-- BEGIN --

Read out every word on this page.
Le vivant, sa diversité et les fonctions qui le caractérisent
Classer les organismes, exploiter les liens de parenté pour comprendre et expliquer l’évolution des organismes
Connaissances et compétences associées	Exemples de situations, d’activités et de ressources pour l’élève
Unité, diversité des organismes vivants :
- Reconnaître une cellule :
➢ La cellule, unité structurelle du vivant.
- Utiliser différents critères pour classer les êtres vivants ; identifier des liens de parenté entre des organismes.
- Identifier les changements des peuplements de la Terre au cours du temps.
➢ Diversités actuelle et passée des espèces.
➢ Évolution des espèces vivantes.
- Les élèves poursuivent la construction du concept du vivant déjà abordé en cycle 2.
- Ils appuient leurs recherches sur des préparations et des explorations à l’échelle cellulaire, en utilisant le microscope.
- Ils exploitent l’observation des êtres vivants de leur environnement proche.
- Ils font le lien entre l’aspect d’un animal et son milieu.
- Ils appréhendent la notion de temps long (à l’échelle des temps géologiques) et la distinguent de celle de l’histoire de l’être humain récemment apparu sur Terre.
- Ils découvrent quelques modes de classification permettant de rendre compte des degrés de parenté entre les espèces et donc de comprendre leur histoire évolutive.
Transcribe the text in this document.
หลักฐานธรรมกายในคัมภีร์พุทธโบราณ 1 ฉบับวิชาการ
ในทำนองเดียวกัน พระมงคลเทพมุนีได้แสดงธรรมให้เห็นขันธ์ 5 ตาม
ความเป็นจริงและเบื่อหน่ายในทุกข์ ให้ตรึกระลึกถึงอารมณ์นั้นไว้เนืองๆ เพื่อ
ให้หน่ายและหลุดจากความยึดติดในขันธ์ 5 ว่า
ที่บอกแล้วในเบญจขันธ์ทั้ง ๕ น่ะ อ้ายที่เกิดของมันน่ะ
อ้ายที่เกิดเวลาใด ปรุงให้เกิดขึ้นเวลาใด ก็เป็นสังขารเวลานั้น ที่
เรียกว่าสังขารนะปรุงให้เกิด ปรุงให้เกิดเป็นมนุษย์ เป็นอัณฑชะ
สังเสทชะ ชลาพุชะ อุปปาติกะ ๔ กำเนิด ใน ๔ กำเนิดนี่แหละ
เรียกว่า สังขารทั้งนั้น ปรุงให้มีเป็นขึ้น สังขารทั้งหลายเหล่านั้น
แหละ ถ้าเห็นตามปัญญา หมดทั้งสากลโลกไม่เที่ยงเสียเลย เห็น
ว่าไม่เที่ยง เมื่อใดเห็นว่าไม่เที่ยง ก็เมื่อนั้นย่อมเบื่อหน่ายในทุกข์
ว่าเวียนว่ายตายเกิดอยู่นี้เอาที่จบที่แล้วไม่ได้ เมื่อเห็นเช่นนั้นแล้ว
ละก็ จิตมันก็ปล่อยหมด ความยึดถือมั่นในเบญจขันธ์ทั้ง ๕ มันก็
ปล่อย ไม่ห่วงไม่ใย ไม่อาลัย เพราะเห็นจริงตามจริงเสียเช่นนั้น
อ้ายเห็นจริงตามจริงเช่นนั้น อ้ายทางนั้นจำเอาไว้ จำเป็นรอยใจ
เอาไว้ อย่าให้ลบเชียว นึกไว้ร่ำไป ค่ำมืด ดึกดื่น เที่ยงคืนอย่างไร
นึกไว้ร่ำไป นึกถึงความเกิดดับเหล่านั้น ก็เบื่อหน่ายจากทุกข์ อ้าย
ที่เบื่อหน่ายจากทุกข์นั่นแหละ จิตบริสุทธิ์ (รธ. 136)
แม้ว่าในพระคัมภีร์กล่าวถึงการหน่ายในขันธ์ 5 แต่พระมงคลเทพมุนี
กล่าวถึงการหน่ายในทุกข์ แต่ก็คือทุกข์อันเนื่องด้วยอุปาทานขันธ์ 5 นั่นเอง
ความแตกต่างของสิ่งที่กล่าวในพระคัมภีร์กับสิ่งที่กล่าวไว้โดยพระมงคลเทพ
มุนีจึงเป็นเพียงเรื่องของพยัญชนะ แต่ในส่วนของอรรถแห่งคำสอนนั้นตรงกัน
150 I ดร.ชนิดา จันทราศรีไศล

-- END --

Pull out the lines above in which the word "histoire" appears.

ANSWER IN FULL:
- Ils appréhendent la notion de temps long (à l’échelle des temps géologiques) et la distinguent de celle de l’histoire de l’être humain récemment apparu sur Terre.
- Ils découvrent quelques modes de classification permettant de rendre compte des degrés de parenté entre les espèces et donc de comprendre leur histoire évolutive.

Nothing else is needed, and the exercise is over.